» Stated task
Are you able to quote each entry exactly as written?

Figure contents as structured data:

◆ ◆ ◆ ◆

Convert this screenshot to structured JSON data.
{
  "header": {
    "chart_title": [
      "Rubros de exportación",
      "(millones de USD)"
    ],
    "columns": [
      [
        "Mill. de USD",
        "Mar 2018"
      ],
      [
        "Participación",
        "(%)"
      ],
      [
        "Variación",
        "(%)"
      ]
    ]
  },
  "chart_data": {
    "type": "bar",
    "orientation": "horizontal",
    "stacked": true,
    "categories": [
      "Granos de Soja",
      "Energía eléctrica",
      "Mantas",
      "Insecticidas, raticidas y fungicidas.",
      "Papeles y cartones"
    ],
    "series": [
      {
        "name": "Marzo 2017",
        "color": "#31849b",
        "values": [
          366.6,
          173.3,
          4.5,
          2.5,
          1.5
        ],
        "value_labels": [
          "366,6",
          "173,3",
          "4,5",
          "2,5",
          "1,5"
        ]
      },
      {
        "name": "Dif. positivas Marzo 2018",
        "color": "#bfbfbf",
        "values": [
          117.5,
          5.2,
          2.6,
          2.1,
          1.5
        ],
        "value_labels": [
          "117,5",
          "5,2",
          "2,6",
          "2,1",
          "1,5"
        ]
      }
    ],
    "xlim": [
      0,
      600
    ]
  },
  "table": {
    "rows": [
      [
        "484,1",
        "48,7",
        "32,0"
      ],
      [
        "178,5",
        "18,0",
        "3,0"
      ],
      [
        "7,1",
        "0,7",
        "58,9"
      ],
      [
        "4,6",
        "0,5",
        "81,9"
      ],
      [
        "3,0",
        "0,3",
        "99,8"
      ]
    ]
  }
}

◆ ◆ ◆ ◆

» Output of the exercise
Convert this screenshot to structured JSON data.
{
  "header": {
    "chart_title": [
      "Rubros de exportación",
      "(millones de USD)"
    ],
    "columns": [
      [
        "Mill. de USD",
        "Mar 2018"
      ],
      [
        "Participación",
        "(%)"
      ],
      [
        "Variación",
        "(%)"
      ]
    ]
  },
  "chart_data": {
    "type": "bar",
    "orientation": "horizontal",
    "stacked": true,
    "categories": [
      "Granos de Soja",
      "Energía eléctrica",
      "Mantas",
      "Insecticidas, raticidas y fungicidas.",
      "Papeles y cartones"
    ],
    "series": [
      {
        "name": "Marzo 2017",
        "color": "#31849b",
        "values": [
          366.6,
          173.3,
          4.5,
          2.5,
          1.5
        ],
        "value_labels": [
          "366,6",
          "173,3",
          "4,5",
          "2,5",
          "1,5"
        ]
      },
      {
        "name": "Dif. positivas Marzo 2018",
        "color": "#bfbfbf",
        "values": [
          117.5,
          5.2,
          2.6,
          2.1,
          1.5
        ],
        "value_labels": [
          "117,5",
          "5,2",
          "2,6",
          "2,1",
          "1,5"
        ]
      }
    ],
    "xlim": [
      0,
      600
    ]
  },
  "table": {
    "rows": [
      [
        "484,1",
        "48,7",
        "32,0"
      ],
      [
        "178,5",
        "18,0",
        "3,0"
      ],
      [
        "7,1",
        "0,7",
        "58,9"
      ],
      [
        "4,6",
        "0,5",
        "81,9"
      ],
      [
        "3,0",
        "0,3",
        "99,8"
      ]
    ]
  }
}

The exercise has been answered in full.